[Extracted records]

--- --- ---

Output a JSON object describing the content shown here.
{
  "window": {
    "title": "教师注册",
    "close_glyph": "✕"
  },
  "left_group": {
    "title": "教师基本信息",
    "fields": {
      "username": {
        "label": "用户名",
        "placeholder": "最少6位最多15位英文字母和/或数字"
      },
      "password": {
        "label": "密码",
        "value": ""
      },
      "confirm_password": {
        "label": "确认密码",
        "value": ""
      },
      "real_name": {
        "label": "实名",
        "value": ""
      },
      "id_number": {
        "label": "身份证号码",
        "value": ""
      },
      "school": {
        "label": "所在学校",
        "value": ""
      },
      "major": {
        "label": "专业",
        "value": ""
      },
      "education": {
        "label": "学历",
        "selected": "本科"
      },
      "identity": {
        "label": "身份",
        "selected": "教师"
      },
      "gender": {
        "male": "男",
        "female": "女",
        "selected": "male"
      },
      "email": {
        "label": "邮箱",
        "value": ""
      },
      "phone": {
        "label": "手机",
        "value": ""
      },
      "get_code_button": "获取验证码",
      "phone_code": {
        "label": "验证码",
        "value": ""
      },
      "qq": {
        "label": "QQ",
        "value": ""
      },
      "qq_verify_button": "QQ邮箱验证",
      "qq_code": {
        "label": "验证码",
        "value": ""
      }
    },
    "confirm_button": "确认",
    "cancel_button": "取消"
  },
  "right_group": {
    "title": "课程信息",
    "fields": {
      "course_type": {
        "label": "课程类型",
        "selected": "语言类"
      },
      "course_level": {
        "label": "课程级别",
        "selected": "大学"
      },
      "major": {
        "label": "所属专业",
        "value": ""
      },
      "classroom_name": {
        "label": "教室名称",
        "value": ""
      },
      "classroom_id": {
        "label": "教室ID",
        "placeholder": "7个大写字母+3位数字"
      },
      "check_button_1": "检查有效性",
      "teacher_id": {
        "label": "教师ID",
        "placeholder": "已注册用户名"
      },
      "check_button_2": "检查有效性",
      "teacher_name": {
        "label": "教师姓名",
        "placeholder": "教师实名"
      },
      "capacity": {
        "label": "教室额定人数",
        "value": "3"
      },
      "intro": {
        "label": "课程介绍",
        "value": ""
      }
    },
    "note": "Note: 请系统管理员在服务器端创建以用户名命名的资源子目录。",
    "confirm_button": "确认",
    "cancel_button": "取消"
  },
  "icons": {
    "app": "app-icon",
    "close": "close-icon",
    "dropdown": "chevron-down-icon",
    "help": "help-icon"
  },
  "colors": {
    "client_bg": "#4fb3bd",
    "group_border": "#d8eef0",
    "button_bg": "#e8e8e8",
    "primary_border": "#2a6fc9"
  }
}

--- --- ---

[Stated exercise]
Restate the whole listing exactly, leaving out nothing.

[Result of this task]
Output a JSON object describing the content shown here.
{
  "window": {
    "title": "教师注册",
    "close_glyph": "✕"
  },
  "left_group": {
    "title": "教师基本信息",
    "fields": {
      "username": {
        "label": "用户名",
        "placeholder": "最少6位最多15位英文字母和/或数字"
      },
      "password": {
        "label": "密码",
        "value": ""
      },
      "confirm_password": {
        "label": "确认密码",
        "value": ""
      },
      "real_name": {
        "label": "实名",
        "value": ""
      },
      "id_number": {
        "label": "身份证号码",
        "value": ""
      },
      "school": {
        "label": "所在学校",
        "value": ""
      },
      "major": {
        "label": "专业",
        "value": ""
      },
      "education": {
        "label": "学历",
        "selected": "本科"
      },
      "identity": {
        "label": "身份",
        "selected": "教师"
      },
      "gender": {
        "male": "男",
        "female": "女",
        "selected": "male"
      },
      "email": {
        "label": "邮箱",
        "value": ""
      },
      "phone": {
        "label": "手机",
        "value": ""
      },
      "get_code_button": "获取验证码",
      "phone_code": {
        "label": "验证码",
        "value": ""
      },
      "qq": {
        "label": "QQ",
        "value": ""
      },
      "qq_verify_button": "QQ邮箱验证",
      "qq_code": {
        "label": "验证码",
        "value": ""
      }
    },
    "confirm_button": "确认",
    "cancel_button": "取消"
  },
  "right_group": {
    "title": "课程信息",
    "fields": {
      "course_type": {
        "label": "课程类型",
        "selected": "语言类"
      },
      "course_level": {
        "label": "课程级别",
        "selected": "大学"
      },
      "major": {
        "label": "所属专业",
        "value": ""
      },
      "classroom_name": {
        "label": "教室名称",
        "value": ""
      },
      "classroom_id": {
        "label": "教室ID",
        "placeholder": "7个大写字母+3位数字"
      },
      "check_button_1": "检查有效性",
      "teacher_id": {
        "label": "教师ID",
        "placeholder": "已注册用户名"
      },
      "check_button_2": "检查有效性",
      "teacher_name": {
        "label": "教师姓名",
        "placeholder": "教师实名"
      },
      "capacity": {
        "label": "教室额定人数",
        "value": "3"
      },
      "intro": {
        "label": "课程介绍",
        "value": ""
      }
    },
    "note": "Note: 请系统管理员在服务器端创建以用户名命名的资源子目录。",
    "confirm_button": "确认",
    "cancel_button": "取消"
  },
  "icons": {
    "app": "app-icon",
    "close": "close-icon",
    "dropdown": "chevron-down-icon",
    "help": "help-icon"
  },
  "colors": {
    "client_bg": "#4fb3bd",
    "group_border": "#d8eef0",
    "button_bg": "#e8e8e8",
    "primary_border": "#2a6fc9"
  }
}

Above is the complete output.